--- Begin Information provided ---

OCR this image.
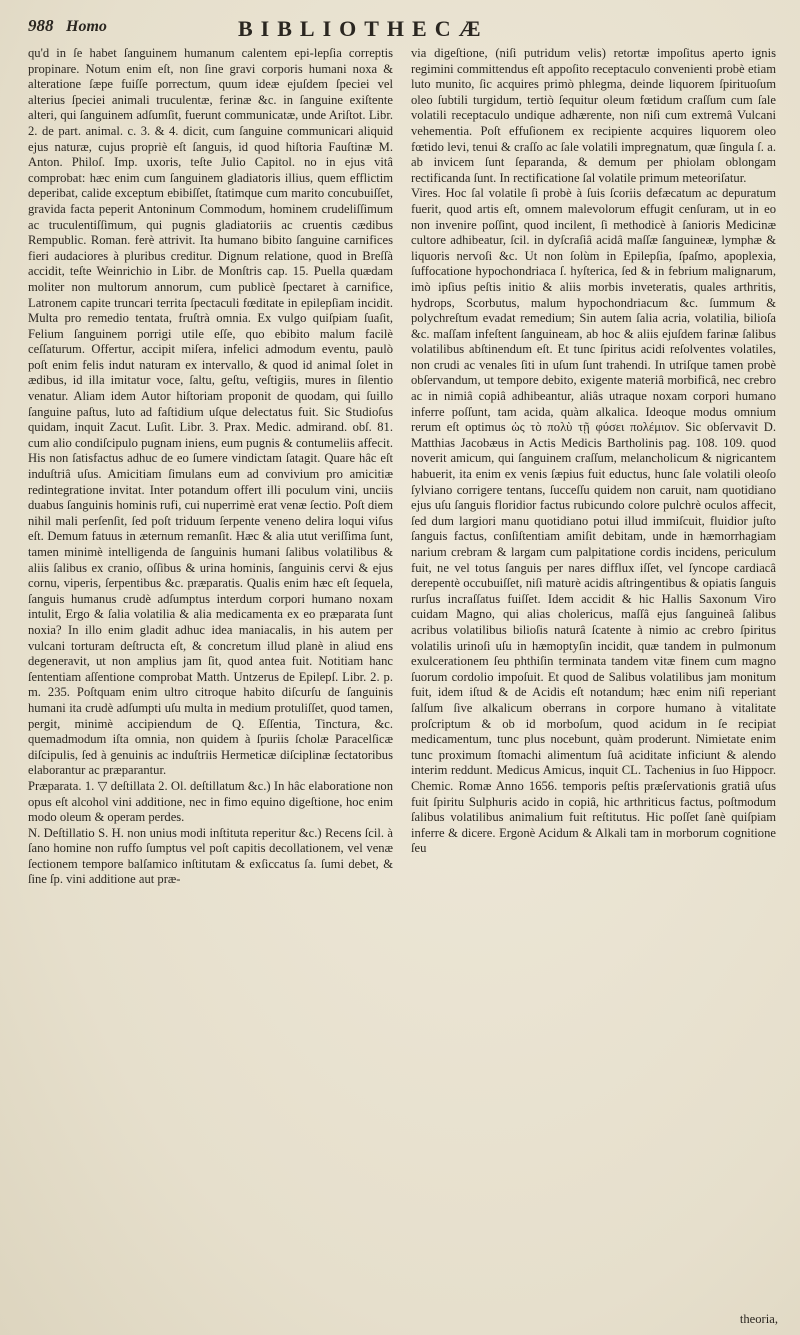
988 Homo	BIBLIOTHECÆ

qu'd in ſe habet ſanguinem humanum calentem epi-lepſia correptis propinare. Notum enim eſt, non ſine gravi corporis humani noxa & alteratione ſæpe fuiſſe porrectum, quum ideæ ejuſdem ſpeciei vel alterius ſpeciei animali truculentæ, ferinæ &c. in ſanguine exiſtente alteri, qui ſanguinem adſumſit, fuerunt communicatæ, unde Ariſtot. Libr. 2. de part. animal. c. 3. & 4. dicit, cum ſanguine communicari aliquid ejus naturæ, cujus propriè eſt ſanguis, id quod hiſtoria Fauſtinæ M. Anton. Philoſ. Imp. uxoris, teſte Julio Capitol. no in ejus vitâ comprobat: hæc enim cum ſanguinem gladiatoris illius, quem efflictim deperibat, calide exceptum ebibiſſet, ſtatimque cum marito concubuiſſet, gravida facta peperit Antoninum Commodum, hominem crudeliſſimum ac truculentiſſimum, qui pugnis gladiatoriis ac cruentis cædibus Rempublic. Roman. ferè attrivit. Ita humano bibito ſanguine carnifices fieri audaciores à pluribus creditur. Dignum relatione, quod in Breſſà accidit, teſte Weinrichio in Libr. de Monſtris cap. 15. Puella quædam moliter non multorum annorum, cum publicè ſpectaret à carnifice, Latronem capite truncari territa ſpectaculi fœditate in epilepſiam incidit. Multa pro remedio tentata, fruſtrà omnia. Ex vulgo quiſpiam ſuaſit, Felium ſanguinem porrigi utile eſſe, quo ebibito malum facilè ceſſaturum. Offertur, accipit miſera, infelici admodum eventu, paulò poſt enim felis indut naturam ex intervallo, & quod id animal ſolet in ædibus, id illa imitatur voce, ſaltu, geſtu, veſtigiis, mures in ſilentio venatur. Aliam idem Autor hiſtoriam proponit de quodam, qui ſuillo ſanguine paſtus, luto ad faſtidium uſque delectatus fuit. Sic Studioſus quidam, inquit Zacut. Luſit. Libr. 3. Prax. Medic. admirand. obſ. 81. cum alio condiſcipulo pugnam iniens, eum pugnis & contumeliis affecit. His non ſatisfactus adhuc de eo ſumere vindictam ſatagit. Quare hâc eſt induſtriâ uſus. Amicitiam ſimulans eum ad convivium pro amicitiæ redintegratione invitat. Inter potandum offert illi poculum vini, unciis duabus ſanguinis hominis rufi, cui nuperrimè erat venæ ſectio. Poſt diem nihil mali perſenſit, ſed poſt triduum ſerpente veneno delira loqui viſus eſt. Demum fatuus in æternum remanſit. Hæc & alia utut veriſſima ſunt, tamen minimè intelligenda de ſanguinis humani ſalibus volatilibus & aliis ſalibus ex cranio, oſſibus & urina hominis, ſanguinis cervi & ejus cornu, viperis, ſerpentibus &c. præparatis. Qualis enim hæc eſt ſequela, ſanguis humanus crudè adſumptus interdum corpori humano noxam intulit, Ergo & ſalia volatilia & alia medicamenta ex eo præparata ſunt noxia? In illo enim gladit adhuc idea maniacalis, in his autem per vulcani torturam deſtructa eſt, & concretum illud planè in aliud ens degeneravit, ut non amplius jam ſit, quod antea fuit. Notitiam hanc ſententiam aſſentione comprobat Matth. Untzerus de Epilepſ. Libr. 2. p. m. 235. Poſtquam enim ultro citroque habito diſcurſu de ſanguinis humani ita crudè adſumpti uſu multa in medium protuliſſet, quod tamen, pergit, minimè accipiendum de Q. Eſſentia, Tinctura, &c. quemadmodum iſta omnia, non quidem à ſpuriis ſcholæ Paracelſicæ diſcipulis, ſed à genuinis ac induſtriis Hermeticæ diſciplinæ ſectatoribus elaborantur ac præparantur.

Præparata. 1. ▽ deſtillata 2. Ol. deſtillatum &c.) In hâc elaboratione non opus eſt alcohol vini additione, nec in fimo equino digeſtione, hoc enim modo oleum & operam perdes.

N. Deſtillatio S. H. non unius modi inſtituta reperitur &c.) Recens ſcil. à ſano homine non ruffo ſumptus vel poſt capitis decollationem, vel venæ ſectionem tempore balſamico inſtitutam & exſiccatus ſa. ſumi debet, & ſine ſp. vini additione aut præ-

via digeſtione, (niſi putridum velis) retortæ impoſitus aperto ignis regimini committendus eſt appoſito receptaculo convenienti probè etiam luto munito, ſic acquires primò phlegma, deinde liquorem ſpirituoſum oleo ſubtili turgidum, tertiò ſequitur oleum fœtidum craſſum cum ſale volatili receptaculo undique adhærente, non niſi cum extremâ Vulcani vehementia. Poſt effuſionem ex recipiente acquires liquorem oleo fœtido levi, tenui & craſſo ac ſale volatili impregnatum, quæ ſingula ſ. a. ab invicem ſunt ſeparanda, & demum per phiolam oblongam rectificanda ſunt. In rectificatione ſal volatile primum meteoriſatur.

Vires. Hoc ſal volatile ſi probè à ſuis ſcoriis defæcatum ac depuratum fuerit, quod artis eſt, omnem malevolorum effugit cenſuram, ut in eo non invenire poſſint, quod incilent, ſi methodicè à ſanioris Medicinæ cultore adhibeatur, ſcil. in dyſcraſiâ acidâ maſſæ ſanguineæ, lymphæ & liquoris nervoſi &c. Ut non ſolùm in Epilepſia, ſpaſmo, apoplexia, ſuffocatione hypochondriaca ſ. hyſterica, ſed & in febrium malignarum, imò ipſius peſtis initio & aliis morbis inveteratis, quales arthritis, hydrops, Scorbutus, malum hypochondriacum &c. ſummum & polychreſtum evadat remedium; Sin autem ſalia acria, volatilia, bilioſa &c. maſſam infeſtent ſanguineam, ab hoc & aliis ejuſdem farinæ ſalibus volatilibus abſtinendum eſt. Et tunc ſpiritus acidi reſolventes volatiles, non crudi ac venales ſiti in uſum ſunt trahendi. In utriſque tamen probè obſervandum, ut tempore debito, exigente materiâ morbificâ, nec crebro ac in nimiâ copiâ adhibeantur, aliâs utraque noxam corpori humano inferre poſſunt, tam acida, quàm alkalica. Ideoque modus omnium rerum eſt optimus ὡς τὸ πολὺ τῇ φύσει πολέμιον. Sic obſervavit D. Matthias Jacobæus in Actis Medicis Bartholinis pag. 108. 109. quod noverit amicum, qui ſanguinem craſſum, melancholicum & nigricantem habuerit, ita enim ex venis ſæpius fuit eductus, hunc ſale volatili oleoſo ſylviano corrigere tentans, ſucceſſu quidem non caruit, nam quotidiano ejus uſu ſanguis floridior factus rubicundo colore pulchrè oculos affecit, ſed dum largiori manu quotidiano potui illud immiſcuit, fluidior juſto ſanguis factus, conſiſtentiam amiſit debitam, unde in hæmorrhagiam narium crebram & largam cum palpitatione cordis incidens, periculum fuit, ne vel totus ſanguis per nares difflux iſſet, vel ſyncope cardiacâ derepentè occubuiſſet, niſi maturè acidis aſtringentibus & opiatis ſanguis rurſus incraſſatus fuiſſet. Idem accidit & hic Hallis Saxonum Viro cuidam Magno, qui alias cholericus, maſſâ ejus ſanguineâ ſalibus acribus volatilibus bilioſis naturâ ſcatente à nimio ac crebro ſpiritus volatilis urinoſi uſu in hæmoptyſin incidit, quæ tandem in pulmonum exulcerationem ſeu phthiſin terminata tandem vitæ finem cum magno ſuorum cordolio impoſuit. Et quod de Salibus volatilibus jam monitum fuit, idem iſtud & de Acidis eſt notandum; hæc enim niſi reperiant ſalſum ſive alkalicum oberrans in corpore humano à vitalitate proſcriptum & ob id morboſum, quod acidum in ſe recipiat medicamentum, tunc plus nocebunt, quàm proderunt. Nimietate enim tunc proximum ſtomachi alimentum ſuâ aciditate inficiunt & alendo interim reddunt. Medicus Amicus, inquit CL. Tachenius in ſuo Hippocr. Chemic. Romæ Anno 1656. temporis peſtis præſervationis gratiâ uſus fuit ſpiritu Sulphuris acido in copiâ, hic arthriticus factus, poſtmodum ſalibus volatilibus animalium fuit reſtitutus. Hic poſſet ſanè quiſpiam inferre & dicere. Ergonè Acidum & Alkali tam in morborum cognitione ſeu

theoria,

--- End Information provided ---
--- Begin Information provided ---

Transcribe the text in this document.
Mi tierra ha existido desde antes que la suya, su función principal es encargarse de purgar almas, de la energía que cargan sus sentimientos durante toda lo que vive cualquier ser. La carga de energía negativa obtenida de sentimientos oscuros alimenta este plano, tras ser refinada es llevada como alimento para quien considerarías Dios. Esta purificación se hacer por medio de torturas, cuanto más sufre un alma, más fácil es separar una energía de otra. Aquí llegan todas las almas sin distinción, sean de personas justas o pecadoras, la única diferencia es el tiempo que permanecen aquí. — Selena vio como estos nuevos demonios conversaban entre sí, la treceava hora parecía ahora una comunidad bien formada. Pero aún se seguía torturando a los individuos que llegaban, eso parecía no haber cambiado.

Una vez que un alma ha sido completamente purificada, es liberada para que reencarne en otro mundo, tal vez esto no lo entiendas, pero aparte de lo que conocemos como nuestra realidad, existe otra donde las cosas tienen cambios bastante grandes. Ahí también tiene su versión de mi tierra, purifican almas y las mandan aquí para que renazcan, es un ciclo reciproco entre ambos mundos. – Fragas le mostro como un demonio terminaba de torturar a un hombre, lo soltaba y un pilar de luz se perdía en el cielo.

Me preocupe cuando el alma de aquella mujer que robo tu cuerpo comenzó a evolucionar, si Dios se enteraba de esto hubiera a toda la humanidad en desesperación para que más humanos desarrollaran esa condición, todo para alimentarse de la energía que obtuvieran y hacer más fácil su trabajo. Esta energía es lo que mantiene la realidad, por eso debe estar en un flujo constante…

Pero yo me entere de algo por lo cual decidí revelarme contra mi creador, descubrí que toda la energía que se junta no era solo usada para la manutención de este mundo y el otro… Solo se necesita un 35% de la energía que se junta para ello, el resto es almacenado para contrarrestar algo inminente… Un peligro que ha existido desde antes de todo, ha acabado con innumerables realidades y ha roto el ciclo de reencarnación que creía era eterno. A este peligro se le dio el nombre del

--- End Information provided ---

**Short problem**. Using the records above, copy each line that contains "otra".

**Exercise solution**.
Mi tierra ha existido desde antes que la suya, su función principal es encargarse de purgar almas, de la energía que cargan sus sentimientos durante toda lo que vive cualquier ser. La carga de energía negativa obtenida de sentimientos oscuros alimenta este plano, tras ser refinada es llevada como alimento para quien considerarías Dios. Esta purificación se hacer por medio de torturas, cuanto más sufre un alma, más fácil es separar una energía de otra. Aquí llegan todas las almas sin distinción, sean de personas justas o pecadoras, la única diferencia es el tiempo que permanecen aquí. — Selena vio como estos nuevos demonios conversaban entre sí, la treceava hora parecía ahora una comunidad bien formada. Pero aún se seguía torturando a los individuos que llegaban, eso parecía no haber cambiado.
Una vez que un alma ha sido completamente purificada, es liberada para que reencarne en otro mundo, tal vez esto no lo entiendas, pero aparte de lo que conocemos como nuestra realidad, existe otra donde las cosas tienen cambios bastante grandes. Ahí también tiene su versión de mi tierra, purifican almas y las mandan aquí para que renazcan, es un ciclo reciproco entre ambos mundos. – Fragas le mostro como un demonio terminaba de torturar a un hombre, lo soltaba y un pilar de luz se perdía en el cielo.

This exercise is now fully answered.